» Input:

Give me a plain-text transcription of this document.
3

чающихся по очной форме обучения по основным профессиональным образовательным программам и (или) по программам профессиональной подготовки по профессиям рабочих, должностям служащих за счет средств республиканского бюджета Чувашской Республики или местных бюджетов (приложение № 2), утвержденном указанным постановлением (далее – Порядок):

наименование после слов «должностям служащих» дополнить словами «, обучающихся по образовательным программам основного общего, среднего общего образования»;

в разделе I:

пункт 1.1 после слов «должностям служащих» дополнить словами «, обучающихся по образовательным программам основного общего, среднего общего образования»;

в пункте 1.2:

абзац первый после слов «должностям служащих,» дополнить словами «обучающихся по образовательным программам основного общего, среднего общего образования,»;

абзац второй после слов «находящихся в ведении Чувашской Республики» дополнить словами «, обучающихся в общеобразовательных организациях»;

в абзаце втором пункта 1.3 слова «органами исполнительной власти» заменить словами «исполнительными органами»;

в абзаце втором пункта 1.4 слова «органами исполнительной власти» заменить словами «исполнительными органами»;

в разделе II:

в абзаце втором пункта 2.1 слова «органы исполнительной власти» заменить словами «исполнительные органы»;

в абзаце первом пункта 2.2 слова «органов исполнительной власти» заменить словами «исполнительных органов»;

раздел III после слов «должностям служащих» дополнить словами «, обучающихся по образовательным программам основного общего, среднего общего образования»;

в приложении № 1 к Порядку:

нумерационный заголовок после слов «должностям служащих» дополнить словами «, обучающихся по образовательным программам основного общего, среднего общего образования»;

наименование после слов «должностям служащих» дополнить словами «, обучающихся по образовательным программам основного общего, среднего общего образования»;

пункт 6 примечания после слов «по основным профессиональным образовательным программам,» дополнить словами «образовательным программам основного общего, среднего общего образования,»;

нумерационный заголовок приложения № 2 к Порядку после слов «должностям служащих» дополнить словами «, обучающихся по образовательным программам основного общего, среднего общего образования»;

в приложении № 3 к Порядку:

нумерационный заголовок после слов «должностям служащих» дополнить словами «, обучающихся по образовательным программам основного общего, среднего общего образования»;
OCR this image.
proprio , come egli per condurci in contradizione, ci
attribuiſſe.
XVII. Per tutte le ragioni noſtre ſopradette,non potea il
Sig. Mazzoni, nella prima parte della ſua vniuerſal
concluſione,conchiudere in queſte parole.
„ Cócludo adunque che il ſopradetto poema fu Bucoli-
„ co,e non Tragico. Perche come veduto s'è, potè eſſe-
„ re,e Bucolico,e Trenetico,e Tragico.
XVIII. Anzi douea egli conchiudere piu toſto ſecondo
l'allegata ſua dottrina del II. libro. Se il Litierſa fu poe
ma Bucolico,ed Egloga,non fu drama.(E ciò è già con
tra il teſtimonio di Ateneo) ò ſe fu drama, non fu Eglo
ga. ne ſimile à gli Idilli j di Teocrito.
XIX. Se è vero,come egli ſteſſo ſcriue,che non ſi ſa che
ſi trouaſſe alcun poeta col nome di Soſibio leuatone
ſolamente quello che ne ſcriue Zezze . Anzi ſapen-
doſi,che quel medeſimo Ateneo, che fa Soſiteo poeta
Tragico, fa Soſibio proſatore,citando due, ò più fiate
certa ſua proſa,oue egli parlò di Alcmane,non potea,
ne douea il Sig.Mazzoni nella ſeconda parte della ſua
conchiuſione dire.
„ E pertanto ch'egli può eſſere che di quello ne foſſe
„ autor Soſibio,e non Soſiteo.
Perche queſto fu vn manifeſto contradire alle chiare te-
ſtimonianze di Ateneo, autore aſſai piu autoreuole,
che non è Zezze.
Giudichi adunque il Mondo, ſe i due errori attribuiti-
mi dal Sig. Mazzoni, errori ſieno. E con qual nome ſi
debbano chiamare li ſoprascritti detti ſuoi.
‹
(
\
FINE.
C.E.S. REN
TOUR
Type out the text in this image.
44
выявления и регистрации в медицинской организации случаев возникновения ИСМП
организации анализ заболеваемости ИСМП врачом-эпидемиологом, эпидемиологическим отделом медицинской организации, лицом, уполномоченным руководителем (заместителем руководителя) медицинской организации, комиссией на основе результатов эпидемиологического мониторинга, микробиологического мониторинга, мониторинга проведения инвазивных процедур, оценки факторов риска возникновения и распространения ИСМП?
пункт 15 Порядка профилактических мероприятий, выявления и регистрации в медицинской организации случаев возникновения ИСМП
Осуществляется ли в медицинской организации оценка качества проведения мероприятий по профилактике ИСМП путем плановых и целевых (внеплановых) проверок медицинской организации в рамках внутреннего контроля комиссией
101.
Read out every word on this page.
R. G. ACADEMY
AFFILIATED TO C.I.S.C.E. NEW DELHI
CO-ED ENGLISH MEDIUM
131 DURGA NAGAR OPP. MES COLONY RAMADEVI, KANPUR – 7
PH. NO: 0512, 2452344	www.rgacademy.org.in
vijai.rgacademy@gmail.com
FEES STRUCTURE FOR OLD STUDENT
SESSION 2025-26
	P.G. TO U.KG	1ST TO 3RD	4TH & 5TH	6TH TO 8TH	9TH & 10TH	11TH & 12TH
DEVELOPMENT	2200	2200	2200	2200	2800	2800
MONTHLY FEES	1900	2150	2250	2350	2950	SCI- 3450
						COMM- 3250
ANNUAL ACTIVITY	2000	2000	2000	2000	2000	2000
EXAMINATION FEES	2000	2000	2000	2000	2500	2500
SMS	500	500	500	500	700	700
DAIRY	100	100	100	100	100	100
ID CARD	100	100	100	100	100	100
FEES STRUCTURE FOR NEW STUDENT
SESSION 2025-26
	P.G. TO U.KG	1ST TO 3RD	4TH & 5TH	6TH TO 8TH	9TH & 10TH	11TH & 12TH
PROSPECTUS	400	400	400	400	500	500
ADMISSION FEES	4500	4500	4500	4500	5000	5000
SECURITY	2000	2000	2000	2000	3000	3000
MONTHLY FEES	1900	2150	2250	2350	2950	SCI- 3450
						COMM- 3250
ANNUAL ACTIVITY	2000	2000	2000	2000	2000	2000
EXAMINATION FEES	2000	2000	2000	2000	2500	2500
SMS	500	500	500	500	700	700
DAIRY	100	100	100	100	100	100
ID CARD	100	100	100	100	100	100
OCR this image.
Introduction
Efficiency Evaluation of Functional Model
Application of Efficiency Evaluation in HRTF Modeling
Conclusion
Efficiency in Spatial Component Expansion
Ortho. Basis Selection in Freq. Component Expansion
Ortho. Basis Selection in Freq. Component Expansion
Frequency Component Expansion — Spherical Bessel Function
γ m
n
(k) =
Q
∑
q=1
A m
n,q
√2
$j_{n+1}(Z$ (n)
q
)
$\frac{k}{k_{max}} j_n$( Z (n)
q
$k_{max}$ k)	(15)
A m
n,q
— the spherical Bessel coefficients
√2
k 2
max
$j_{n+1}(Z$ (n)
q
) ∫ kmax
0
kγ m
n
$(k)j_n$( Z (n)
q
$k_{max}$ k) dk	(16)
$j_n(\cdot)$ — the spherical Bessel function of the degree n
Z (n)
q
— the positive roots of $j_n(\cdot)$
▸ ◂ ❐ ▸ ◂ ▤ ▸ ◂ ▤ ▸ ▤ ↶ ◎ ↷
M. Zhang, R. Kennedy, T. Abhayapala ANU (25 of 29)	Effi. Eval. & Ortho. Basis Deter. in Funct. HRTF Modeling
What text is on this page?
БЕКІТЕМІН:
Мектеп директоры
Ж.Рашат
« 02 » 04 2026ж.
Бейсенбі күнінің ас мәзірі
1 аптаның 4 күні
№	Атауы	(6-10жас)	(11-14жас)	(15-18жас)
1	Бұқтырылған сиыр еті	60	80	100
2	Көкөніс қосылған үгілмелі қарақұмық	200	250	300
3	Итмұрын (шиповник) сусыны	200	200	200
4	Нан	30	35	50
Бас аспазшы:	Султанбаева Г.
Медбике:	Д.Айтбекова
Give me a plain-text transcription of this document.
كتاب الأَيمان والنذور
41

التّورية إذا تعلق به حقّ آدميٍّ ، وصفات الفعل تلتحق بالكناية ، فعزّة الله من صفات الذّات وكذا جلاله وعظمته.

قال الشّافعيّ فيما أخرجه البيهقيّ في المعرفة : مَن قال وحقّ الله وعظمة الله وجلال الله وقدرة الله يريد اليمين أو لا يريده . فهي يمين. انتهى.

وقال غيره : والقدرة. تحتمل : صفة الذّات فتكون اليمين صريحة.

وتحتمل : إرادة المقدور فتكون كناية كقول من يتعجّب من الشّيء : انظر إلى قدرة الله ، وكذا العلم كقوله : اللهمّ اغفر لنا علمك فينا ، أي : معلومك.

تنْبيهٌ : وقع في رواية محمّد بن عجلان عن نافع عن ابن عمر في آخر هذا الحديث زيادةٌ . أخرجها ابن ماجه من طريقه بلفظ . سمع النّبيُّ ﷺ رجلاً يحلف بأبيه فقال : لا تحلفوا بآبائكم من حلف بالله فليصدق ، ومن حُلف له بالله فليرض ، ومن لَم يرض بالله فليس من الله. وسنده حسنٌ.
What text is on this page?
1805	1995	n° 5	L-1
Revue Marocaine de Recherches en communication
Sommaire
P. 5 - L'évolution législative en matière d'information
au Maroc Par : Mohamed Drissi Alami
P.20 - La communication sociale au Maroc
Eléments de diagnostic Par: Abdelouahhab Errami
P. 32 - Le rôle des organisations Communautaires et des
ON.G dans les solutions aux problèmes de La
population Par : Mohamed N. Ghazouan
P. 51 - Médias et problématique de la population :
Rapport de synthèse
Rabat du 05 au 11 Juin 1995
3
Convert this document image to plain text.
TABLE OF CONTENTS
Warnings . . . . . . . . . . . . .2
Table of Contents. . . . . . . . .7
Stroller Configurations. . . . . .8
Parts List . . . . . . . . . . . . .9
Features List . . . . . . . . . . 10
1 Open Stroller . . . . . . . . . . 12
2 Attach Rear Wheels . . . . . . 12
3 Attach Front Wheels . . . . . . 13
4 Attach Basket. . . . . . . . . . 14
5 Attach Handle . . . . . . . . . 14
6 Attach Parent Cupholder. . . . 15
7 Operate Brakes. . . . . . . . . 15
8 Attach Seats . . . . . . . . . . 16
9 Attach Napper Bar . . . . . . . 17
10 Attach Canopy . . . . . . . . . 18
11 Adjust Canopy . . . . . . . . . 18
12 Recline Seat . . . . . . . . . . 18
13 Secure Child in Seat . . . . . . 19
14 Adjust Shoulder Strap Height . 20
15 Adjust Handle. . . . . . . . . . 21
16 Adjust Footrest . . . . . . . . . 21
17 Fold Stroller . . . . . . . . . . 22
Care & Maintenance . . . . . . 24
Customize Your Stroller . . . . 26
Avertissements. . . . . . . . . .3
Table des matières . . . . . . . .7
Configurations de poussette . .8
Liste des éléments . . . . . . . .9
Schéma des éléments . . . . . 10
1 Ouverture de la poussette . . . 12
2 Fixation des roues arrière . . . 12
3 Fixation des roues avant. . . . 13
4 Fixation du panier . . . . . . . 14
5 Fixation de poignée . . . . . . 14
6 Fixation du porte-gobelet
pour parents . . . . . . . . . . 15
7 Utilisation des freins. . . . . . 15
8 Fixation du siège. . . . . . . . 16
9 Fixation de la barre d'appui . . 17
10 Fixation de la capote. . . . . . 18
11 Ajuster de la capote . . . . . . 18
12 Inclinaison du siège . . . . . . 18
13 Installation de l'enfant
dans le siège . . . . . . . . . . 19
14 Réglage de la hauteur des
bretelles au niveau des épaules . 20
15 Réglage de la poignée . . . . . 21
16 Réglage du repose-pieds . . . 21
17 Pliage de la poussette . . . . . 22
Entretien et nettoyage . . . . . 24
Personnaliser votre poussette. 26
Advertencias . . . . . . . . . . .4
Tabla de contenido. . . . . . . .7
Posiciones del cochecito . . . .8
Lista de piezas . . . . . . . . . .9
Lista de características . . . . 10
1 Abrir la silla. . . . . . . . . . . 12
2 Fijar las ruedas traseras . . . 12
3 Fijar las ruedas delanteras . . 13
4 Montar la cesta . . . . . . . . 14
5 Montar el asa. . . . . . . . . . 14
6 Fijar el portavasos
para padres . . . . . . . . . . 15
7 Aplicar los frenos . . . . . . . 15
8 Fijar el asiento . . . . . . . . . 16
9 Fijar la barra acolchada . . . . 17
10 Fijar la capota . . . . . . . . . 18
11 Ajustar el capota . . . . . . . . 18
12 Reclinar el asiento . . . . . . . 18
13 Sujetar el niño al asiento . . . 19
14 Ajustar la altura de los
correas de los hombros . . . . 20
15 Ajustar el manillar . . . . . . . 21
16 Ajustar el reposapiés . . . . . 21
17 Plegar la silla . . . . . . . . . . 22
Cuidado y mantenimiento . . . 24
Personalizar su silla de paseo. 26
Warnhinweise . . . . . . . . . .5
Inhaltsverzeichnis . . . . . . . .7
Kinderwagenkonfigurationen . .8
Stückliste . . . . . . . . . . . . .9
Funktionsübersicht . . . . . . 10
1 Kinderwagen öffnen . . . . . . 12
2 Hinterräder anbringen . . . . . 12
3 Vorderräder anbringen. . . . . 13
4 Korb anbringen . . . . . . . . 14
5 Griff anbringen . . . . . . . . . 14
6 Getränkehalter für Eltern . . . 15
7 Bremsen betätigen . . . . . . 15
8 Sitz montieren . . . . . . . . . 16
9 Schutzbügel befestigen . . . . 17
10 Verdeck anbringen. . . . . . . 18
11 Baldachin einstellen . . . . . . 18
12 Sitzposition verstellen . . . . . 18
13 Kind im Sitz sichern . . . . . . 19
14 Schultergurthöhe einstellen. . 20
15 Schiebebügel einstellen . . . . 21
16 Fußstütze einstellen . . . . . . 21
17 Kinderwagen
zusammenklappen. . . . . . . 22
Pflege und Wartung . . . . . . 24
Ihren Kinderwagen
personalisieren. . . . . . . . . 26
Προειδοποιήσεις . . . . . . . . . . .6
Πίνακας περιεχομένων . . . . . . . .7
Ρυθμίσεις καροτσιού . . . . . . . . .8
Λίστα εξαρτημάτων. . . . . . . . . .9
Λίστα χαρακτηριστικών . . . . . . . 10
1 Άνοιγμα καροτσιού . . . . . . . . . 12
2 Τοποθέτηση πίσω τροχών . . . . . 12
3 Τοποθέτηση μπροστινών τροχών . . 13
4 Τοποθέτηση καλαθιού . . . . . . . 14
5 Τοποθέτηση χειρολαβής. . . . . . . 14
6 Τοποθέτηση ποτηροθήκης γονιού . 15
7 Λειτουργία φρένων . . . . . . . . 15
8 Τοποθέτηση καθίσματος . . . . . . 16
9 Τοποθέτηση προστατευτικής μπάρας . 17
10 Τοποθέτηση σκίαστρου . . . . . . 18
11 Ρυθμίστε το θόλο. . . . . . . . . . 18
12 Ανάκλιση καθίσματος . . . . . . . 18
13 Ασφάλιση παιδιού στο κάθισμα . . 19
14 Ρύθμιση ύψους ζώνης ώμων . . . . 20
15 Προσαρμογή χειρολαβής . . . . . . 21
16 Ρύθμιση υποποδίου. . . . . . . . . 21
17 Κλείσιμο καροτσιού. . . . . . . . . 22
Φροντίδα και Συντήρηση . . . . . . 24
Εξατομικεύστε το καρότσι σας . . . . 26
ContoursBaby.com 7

» Problem:
Where a line holds "quello", copy that line.

» Problem solution:
ſolamente quello che ne ſcriue Zezze . Anzi ſapen-
„ E pertanto ch'egli può eſſere che di quello ne foſſe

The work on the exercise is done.